> Work to be completed
Copy the entries below, replacing every "axes-frame" with "plot-area" and leaving everything else unchanged.

> Records shown
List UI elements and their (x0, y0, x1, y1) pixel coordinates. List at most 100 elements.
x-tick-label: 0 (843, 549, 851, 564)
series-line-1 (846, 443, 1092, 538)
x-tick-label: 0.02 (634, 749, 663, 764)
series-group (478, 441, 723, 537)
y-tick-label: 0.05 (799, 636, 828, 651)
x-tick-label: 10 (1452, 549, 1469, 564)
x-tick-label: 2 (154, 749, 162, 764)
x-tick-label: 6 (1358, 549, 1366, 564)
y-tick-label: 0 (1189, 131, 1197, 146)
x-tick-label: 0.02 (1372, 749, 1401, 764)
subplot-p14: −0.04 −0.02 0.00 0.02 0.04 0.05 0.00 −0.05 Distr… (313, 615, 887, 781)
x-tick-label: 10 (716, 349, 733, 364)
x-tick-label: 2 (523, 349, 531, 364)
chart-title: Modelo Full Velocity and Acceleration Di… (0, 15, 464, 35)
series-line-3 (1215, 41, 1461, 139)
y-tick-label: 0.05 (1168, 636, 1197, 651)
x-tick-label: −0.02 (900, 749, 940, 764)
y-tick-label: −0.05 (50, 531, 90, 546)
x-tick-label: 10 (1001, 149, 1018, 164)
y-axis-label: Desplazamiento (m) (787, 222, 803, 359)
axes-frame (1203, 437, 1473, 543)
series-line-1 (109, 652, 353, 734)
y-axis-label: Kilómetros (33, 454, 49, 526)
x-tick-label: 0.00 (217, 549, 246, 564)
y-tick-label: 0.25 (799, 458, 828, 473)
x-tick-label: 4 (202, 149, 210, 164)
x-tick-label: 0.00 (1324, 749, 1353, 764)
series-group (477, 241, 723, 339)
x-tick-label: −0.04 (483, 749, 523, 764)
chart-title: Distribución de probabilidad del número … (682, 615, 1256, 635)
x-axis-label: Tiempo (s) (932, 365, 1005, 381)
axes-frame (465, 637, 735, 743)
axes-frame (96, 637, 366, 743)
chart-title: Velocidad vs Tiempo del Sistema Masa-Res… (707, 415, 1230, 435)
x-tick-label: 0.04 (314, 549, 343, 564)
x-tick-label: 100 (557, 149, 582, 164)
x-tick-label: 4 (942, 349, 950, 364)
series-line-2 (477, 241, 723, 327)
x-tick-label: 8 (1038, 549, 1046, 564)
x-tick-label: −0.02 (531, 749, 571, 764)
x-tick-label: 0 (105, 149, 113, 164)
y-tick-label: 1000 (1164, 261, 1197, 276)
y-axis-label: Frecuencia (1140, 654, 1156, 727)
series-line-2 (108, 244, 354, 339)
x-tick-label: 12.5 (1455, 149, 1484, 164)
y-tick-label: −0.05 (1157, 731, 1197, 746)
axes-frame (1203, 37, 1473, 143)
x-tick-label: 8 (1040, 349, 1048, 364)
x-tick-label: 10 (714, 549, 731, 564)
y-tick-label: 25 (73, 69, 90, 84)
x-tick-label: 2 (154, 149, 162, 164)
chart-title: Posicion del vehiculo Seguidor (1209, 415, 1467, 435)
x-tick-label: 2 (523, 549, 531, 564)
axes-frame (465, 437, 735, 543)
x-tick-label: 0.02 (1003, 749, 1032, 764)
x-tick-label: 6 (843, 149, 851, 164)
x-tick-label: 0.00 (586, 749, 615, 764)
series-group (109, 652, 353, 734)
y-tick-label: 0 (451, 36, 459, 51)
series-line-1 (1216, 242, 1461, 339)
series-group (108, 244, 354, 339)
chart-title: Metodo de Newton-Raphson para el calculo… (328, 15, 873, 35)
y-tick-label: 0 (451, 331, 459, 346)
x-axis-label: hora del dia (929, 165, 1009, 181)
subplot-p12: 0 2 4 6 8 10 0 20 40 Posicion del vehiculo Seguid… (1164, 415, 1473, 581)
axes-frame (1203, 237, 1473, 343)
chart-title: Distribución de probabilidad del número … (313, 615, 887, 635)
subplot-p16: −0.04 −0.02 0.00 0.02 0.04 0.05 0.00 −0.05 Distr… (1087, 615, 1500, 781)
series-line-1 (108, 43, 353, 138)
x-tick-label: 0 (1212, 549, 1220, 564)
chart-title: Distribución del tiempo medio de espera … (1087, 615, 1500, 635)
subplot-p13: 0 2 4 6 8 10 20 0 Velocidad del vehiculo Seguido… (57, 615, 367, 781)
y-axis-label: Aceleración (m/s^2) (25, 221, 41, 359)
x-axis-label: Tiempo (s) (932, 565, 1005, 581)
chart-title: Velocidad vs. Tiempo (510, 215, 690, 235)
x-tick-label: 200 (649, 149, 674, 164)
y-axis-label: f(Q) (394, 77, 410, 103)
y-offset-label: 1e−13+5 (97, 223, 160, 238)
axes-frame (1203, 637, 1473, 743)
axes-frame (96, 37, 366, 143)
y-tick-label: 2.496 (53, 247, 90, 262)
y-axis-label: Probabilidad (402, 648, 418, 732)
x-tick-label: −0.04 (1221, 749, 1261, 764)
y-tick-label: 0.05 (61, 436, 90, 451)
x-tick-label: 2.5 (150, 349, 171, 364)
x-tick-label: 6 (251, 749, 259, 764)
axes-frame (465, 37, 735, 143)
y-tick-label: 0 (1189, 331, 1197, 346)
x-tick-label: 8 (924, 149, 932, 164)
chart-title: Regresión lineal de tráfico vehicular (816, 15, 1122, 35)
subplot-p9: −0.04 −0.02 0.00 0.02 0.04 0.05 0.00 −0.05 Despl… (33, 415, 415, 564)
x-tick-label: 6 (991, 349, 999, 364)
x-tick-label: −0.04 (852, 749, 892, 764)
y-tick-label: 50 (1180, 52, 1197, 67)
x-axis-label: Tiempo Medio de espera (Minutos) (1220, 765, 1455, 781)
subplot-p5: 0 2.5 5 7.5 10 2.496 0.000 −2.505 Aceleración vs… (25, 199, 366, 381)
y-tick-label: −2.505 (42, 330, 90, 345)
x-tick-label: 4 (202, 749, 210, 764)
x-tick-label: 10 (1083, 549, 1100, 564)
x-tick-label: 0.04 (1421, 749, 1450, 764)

> Written response
List UI elements and their (x0, y0, x1, y1) pixel coordinates. List at most 100 elements.
x-tick-label: 0 (843, 549, 851, 564)
series-line-1 (846, 443, 1092, 538)
x-tick-label: 0.02 (634, 749, 663, 764)
series-group (478, 441, 723, 537)
y-tick-label: 0.05 (799, 636, 828, 651)
x-tick-label: 10 (1452, 549, 1469, 564)
x-tick-label: 2 (154, 749, 162, 764)
x-tick-label: 6 (1358, 549, 1366, 564)
y-tick-label: 0 (1189, 131, 1197, 146)
x-tick-label: 0.02 (1372, 749, 1401, 764)
subplot-p14: −0.04 −0.02 0.00 0.02 0.04 0.05 0.00 −0.05 Distr… (313, 615, 887, 781)
x-tick-label: 10 (716, 349, 733, 364)
x-tick-label: 2 (523, 349, 531, 364)
chart-title: Modelo Full Velocity and Acceleration Di… (0, 15, 464, 35)
series-line-3 (1215, 41, 1461, 139)
y-tick-label: 0.05 (1168, 636, 1197, 651)
x-tick-label: −0.02 (900, 749, 940, 764)
y-tick-label: −0.05 (50, 531, 90, 546)
x-tick-label: 10 (1001, 149, 1018, 164)
y-axis-label: Desplazamiento (m) (787, 222, 803, 359)
plot-area (1203, 437, 1473, 543)
series-line-1 (109, 652, 353, 734)
y-axis-label: Kilómetros (33, 454, 49, 526)
x-tick-label: 0.00 (217, 549, 246, 564)
y-tick-label: 0.25 (799, 458, 828, 473)
x-tick-label: 4 (202, 149, 210, 164)
x-tick-label: 0.00 (1324, 749, 1353, 764)
series-group (477, 241, 723, 339)
x-tick-label: −0.04 (483, 749, 523, 764)
chart-title: Distribución de probabilidad del número … (682, 615, 1256, 635)
x-axis-label: Tiempo (s) (932, 365, 1005, 381)
plot-area (465, 637, 735, 743)
plot-area (96, 637, 366, 743)
chart-title: Velocidad vs Tiempo del Sistema Masa-Res… (707, 415, 1230, 435)
x-tick-label: 0.04 (314, 549, 343, 564)
x-tick-label: 100 (557, 149, 582, 164)
x-tick-label: 4 (942, 349, 950, 364)
series-line-2 (477, 241, 723, 327)
x-tick-label: 8 (1038, 549, 1046, 564)
x-tick-label: −0.02 (531, 749, 571, 764)
x-tick-label: 0 (105, 149, 113, 164)
y-tick-label: 1000 (1164, 261, 1197, 276)
y-axis-label: Frecuencia (1140, 654, 1156, 727)
series-line-2 (108, 244, 354, 339)
x-tick-label: 12.5 (1455, 149, 1484, 164)
y-tick-label: −0.05 (1157, 731, 1197, 746)
plot-area (1203, 37, 1473, 143)
x-tick-label: 8 (1040, 349, 1048, 364)
x-tick-label: 10 (714, 549, 731, 564)
y-tick-label: 25 (73, 69, 90, 84)
x-tick-label: 2 (154, 149, 162, 164)
chart-title: Posicion del vehiculo Seguidor (1209, 415, 1467, 435)
x-tick-label: 2 (523, 549, 531, 564)
plot-area (465, 437, 735, 543)
x-tick-label: 0.02 (1003, 749, 1032, 764)
x-tick-label: 6 (843, 149, 851, 164)
x-tick-label: 0.00 (586, 749, 615, 764)
series-group (109, 652, 353, 734)
y-tick-label: 0 (451, 36, 459, 51)
series-line-1 (1216, 242, 1461, 339)
series-group (108, 244, 354, 339)
chart-title: Metodo de Newton-Raphson para el calculo… (328, 15, 873, 35)
y-tick-label: 0 (451, 331, 459, 346)
x-axis-label: hora del dia (929, 165, 1009, 181)
subplot-p12: 0 2 4 6 8 10 0 20 40 Posicion del vehiculo Seguid… (1164, 415, 1473, 581)
plot-area (1203, 237, 1473, 343)
chart-title: Distribución de probabilidad del número … (313, 615, 887, 635)
subplot-p16: −0.04 −0.02 0.00 0.02 0.04 0.05 0.00 −0.05 Distr… (1087, 615, 1500, 781)
series-line-1 (108, 43, 353, 138)
x-tick-label: 0 (1212, 549, 1220, 564)
chart-title: Distribución del tiempo medio de espera … (1087, 615, 1500, 635)
subplot-p13: 0 2 4 6 8 10 20 0 Velocidad del vehiculo Seguido… (57, 615, 367, 781)
y-axis-label: Aceleración (m/s^2) (25, 221, 41, 359)
x-axis-label: Tiempo (s) (932, 565, 1005, 581)
chart-title: Velocidad vs. Tiempo (510, 215, 690, 235)
x-tick-label: 200 (649, 149, 674, 164)
y-axis-label: f(Q) (394, 77, 410, 103)
y-offset-label: 1e−13+5 (97, 223, 160, 238)
plot-area (1203, 637, 1473, 743)
plot-area (96, 37, 366, 143)
y-tick-label: 2.496 (53, 247, 90, 262)
y-axis-label: Probabilidad (402, 648, 418, 732)
x-tick-label: −0.04 (1221, 749, 1261, 764)
y-tick-label: 0.05 (61, 436, 90, 451)
x-tick-label: 2.5 (150, 349, 171, 364)
x-tick-label: 6 (251, 749, 259, 764)
plot-area (465, 37, 735, 143)
y-tick-label: 0 (1189, 331, 1197, 346)
x-tick-label: 8 (924, 149, 932, 164)
chart-title: Regresión lineal de tráfico vehicular (816, 15, 1122, 35)
subplot-p9: −0.04 −0.02 0.00 0.02 0.04 0.05 0.00 −0.05 Despl… (33, 415, 415, 564)
x-tick-label: 6 (991, 349, 999, 364)
x-tick-label: −0.04 (852, 749, 892, 764)
y-tick-label: 50 (1180, 52, 1197, 67)
x-axis-label: Tiempo Medio de espera (Minutos) (1220, 765, 1455, 781)
subplot-p5: 0 2.5 5 7.5 10 2.496 0.000 −2.505 Aceleración vs… (25, 199, 366, 381)
y-tick-label: −2.505 (42, 330, 90, 345)
x-tick-label: 4 (202, 749, 210, 764)
x-tick-label: 10 (1083, 549, 1100, 564)
x-tick-label: 0.04 (1421, 749, 1450, 764)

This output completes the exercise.